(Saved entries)
---

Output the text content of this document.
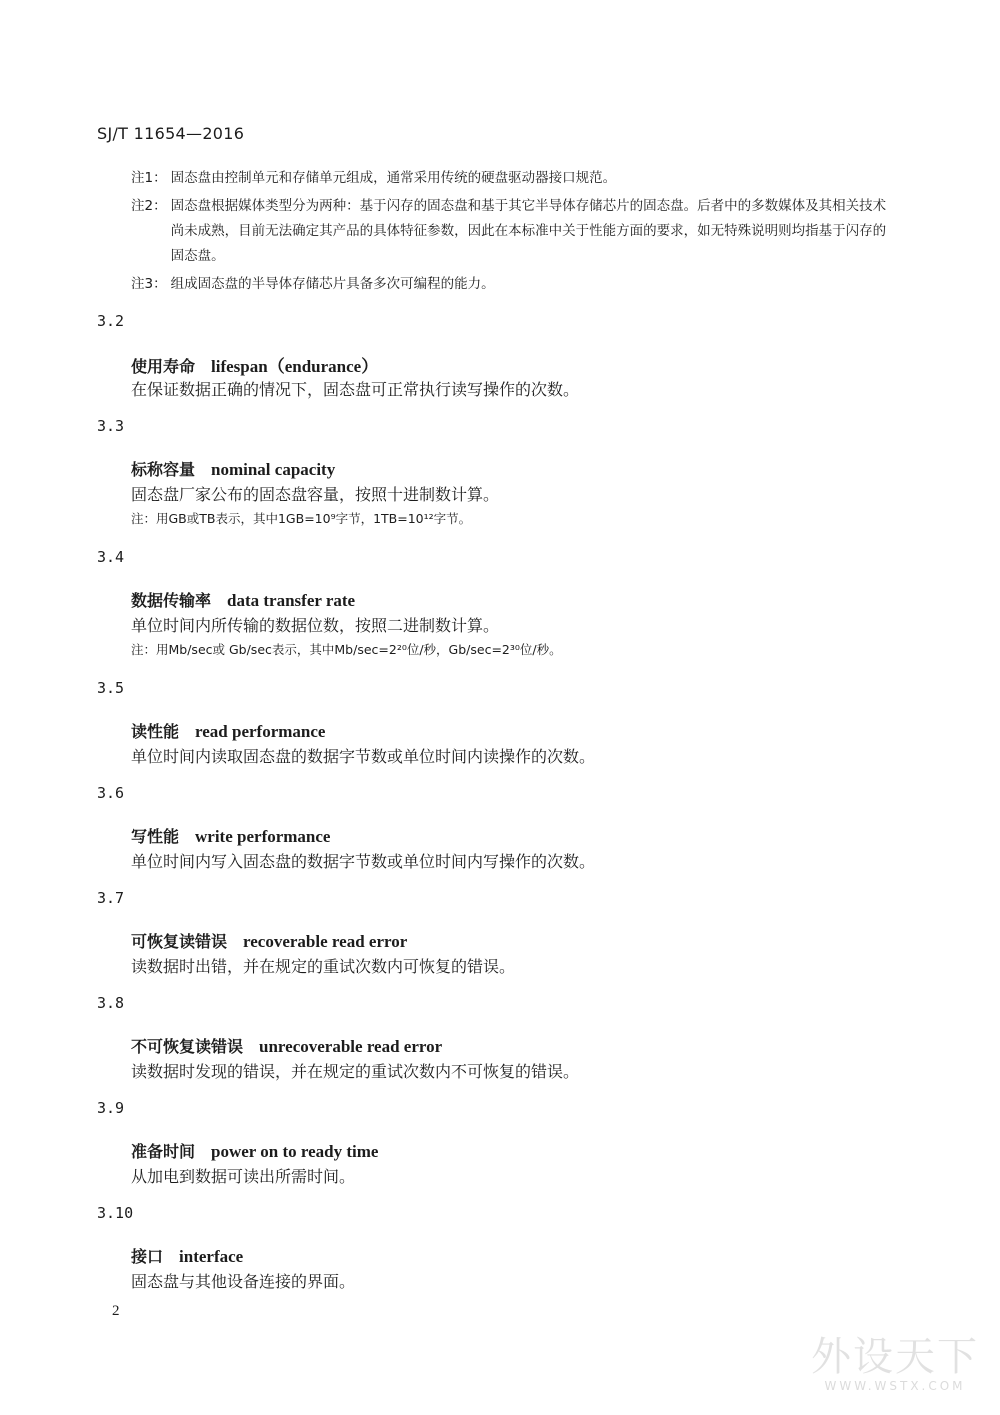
SJ/T 11654—2016
注1： 固态盘由控制单元和存储单元组成，通常采用传统的硬盘驱动器接口规范。
注2： 固态盘根据媒体类型分为两种：基于闪存的固态盘和基于其它半导体存储芯片的固态盘。后者中的多数媒体及其相关技术尚未成熟，目前无法确定其产品的具体特征参数，因此在本标准中关于性能方面的要求，如无特殊说明则均指基于闪存的固态盘。
注3： 组成固态盘的半导体存储芯片具备多次可编程的能力。
3.2
使用寿命 lifespan（endurance）
在保证数据正确的情况下，固态盘可正常执行读写操作的次数。
3.3
标称容量 nominal capacity
固态盘厂家公布的固态盘容量，按照十进制数计算。
注：用GB或TB表示，其中1GB=10⁹字节，1TB=10¹²字节。
3.4
数据传输率 data transfer rate
单位时间内所传输的数据位数，按照二进制数计算。
注：用Mb/sec或 Gb/sec表示，其中Mb/sec=2²⁰位/秒，Gb/sec=2³⁰位/秒。
3.5
读性能 read performance
单位时间内读取固态盘的数据字节数或单位时间内读操作的次数。
3.6
写性能 write performance
单位时间内写入固态盘的数据字节数或单位时间内写操作的次数。
3.7
可恢复读错误 recoverable read error
读数据时出错，并在规定的重试次数内可恢复的错误。
3.8
不可恢复读错误 unrecoverable read error
读数据时发现的错误，并在规定的重试次数内不可恢复的错误。
3.9
准备时间 power on to ready time
从加电到数据可读出所需时间。
3.10
接口 interface
固态盘与其他设备连接的界面。
2
外设天下
WWW.WSTX.COM
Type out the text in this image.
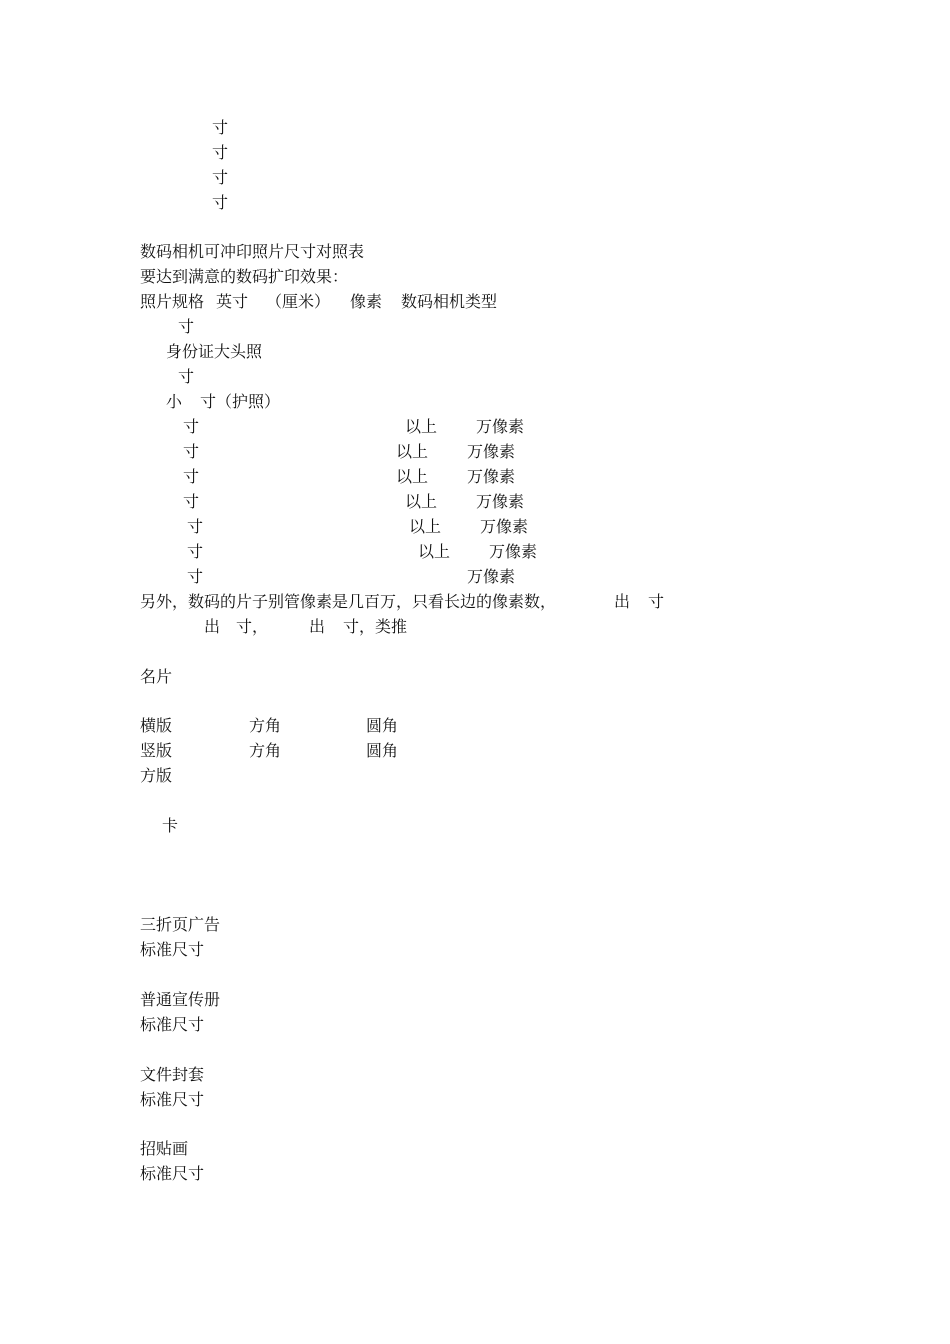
寸
寸
寸
寸
数码相机可冲印照片尺寸对照表
要达到满意的数码扩印效果：
照片规格 英寸 （厘米） 像素 数码相机类型
寸
身份证大头照
寸
小 寸（护照）
寸	以上 万像素
寸	以上 万像素
寸	以上 万像素
寸	以上 万像素
寸	以上 万像素
寸	以上 万像素
寸	万像素
另外，数码的片子别管像素是几百万，只看长边的像素数，	出 寸
出 寸，	出 寸，类推
名片
横版	方角	圆角
竖版	方角	圆角
方版
卡
三折页广告
标准尺寸
普通宣传册
标准尺寸
文件封套
标准尺寸
招贴画
标准尺寸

---

*What the task requires*. Pictures aside, set down the lines from the one containing "Type out the text in this image." through the end of the records above, exactly and only those.

*Expected output*.
Type out the text in this image.
寸
寸
寸
寸
数码相机可冲印照片尺寸对照表
要达到满意的数码扩印效果：
照片规格 英寸 （厘米） 像素 数码相机类型
寸
身份证大头照
寸
小 寸（护照）
寸	以上 万像素
寸	以上 万像素
寸	以上 万像素
寸	以上 万像素
寸	以上 万像素
寸	以上 万像素
寸	万像素
另外，数码的片子别管像素是几百万，只看长边的像素数，	出 寸
出 寸，	出 寸，类推
名片
横版	方角	圆角
竖版	方角	圆角
方版
卡
三折页广告
标准尺寸
普通宣传册
标准尺寸
文件封套
标准尺寸
招贴画
标准尺寸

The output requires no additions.